--- REQUIRED WORK ---
Return the whole listing exactly as it stands.

--- DATASET RECORDS ---
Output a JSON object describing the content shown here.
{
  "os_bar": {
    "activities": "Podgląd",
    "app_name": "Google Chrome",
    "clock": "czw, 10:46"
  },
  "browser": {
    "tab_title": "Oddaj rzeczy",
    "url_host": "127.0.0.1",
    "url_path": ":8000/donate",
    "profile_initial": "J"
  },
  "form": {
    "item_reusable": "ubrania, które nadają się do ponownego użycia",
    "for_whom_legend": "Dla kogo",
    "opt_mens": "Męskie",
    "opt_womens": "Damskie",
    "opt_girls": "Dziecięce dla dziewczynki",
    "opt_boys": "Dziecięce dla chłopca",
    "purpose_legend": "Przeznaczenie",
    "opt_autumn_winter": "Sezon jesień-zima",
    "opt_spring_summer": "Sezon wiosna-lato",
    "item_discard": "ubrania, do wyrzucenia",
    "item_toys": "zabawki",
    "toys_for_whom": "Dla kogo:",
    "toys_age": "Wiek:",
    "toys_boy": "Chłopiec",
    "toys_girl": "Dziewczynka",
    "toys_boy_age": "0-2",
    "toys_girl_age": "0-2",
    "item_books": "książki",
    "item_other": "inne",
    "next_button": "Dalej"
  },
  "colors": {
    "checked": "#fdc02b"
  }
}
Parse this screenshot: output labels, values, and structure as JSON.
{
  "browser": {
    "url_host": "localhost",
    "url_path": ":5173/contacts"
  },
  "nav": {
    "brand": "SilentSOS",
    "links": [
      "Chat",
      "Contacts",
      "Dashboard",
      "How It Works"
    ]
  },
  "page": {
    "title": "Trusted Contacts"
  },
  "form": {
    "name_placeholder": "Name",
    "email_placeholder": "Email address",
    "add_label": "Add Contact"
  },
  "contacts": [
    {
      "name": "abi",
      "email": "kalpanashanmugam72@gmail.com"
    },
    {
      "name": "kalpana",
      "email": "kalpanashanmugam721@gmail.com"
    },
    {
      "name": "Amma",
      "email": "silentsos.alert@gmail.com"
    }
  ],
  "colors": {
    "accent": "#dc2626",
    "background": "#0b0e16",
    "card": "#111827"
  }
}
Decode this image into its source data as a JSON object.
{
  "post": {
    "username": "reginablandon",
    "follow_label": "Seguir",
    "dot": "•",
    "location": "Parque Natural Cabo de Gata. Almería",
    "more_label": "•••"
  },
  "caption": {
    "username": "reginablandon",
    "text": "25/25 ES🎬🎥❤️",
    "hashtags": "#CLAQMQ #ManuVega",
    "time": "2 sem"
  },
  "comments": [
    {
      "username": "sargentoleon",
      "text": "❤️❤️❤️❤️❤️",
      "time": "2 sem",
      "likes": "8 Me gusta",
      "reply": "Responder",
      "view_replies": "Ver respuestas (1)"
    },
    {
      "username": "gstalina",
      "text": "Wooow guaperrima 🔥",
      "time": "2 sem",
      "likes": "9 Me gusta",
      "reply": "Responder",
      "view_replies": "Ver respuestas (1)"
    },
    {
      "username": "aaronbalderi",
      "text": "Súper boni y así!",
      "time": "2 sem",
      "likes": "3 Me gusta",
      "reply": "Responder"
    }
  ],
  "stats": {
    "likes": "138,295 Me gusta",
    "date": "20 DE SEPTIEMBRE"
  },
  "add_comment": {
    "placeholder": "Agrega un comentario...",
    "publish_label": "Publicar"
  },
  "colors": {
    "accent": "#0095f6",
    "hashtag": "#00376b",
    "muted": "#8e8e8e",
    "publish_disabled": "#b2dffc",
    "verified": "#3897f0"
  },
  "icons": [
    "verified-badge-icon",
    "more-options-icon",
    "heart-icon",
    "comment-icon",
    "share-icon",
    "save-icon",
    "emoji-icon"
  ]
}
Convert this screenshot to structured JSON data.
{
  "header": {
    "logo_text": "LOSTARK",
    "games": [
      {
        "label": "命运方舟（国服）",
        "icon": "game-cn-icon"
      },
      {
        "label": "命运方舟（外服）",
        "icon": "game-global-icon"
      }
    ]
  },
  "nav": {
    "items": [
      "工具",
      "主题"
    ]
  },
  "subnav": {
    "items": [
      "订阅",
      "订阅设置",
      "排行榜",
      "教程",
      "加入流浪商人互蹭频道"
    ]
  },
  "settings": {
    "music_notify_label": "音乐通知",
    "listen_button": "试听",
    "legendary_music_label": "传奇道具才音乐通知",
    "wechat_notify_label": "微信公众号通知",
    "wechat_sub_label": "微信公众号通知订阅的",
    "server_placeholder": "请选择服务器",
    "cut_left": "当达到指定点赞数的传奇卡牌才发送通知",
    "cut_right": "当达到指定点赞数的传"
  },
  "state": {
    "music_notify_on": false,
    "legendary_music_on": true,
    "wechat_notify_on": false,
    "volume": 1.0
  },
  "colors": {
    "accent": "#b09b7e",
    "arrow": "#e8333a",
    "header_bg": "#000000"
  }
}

--- RESULT BELOW ---
Output a JSON object describing the content shown here.
{
  "os_bar": {
    "activities": "Podgląd",
    "app_name": "Google Chrome",
    "clock": "czw, 10:46"
  },
  "browser": {
    "tab_title": "Oddaj rzeczy",
    "url_host": "127.0.0.1",
    "url_path": ":8000/donate",
    "profile_initial": "J"
  },
  "form": {
    "item_reusable": "ubrania, które nadają się do ponownego użycia",
    "for_whom_legend": "Dla kogo",
    "opt_mens": "Męskie",
    "opt_womens": "Damskie",
    "opt_girls": "Dziecięce dla dziewczynki",
    "opt_boys": "Dziecięce dla chłopca",
    "purpose_legend": "Przeznaczenie",
    "opt_autumn_winter": "Sezon jesień-zima",
    "opt_spring_summer": "Sezon wiosna-lato",
    "item_discard": "ubrania, do wyrzucenia",
    "item_toys": "zabawki",
    "toys_for_whom": "Dla kogo:",
    "toys_age": "Wiek:",
    "toys_boy": "Chłopiec",
    "toys_girl": "Dziewczynka",
    "toys_boy_age": "0-2",
    "toys_girl_age": "0-2",
    "item_books": "książki",
    "item_other": "inne",
    "next_button": "Dalej"
  },
  "colors": {
    "checked": "#fdc02b"
  }
}
Parse this screenshot: output labels, values, and structure as JSON.
{
  "browser": {
    "url_host": "localhost",
    "url_path": ":5173/contacts"
  },
  "nav": {
    "brand": "SilentSOS",
    "links": [
      "Chat",
      "Contacts",
      "Dashboard",
      "How It Works"
    ]
  },
  "page": {
    "title": "Trusted Contacts"
  },
  "form": {
    "name_placeholder": "Name",
    "email_placeholder": "Email address",
    "add_label": "Add Contact"
  },
  "contacts": [
    {
      "name": "abi",
      "email": "kalpanashanmugam72@gmail.com"
    },
    {
      "name": "kalpana",
      "email": "kalpanashanmugam721@gmail.com"
    },
    {
      "name": "Amma",
      "email": "silentsos.alert@gmail.com"
    }
  ],
  "colors": {
    "accent": "#dc2626",
    "background": "#0b0e16",
    "card": "#111827"
  }
}
Decode this image into its source data as a JSON object.
{
  "post": {
    "username": "reginablandon",
    "follow_label": "Seguir",
    "dot": "•",
    "location": "Parque Natural Cabo de Gata. Almería",
    "more_label": "•••"
  },
  "caption": {
    "username": "reginablandon",
    "text": "25/25 ES🎬🎥❤️",
    "hashtags": "#CLAQMQ #ManuVega",
    "time": "2 sem"
  },
  "comments": [
    {
      "username": "sargentoleon",
      "text": "❤️❤️❤️❤️❤️",
      "time": "2 sem",
      "likes": "8 Me gusta",
      "reply": "Responder",
      "view_replies": "Ver respuestas (1)"
    },
    {
      "username": "gstalina",
      "text": "Wooow guaperrima 🔥",
      "time": "2 sem",
      "likes": "9 Me gusta",
      "reply": "Responder",
      "view_replies": "Ver respuestas (1)"
    },
    {
      "username": "aaronbalderi",
      "text": "Súper boni y así!",
      "time": "2 sem",
      "likes": "3 Me gusta",
      "reply": "Responder"
    }
  ],
  "stats": {
    "likes": "138,295 Me gusta",
    "date": "20 DE SEPTIEMBRE"
  },
  "add_comment": {
    "placeholder": "Agrega un comentario...",
    "publish_label": "Publicar"
  },
  "colors": {
    "accent": "#0095f6",
    "hashtag": "#00376b",
    "muted": "#8e8e8e",
    "publish_disabled": "#b2dffc",
    "verified": "#3897f0"
  },
  "icons": [
    "verified-badge-icon",
    "more-options-icon",
    "heart-icon",
    "comment-icon",
    "share-icon",
    "save-icon",
    "emoji-icon"
  ]
}
Convert this screenshot to structured JSON data.
{
  "header": {
    "logo_text": "LOSTARK",
    "games": [
      {
        "label": "命运方舟（国服）",
        "icon": "game-cn-icon"
      },
      {
        "label": "命运方舟（外服）",
        "icon": "game-global-icon"
      }
    ]
  },
  "nav": {
    "items": [
      "工具",
      "主题"
    ]
  },
  "subnav": {
    "items": [
      "订阅",
      "订阅设置",
      "排行榜",
      "教程",
      "加入流浪商人互蹭频道"
    ]
  },
  "settings": {
    "music_notify_label": "音乐通知",
    "listen_button": "试听",
    "legendary_music_label": "传奇道具才音乐通知",
    "wechat_notify_label": "微信公众号通知",
    "wechat_sub_label": "微信公众号通知订阅的",
    "server_placeholder": "请选择服务器",
    "cut_left": "当达到指定点赞数的传奇卡牌才发送通知",
    "cut_right": "当达到指定点赞数的传"
  },
  "state": {
    "music_notify_on": false,
    "legendary_music_on": true,
    "wechat_notify_on": false,
    "volume": 1.0
  },
  "colors": {
    "accent": "#b09b7e",
    "arrow": "#e8333a",
    "header_bg": "#000000"
  }
}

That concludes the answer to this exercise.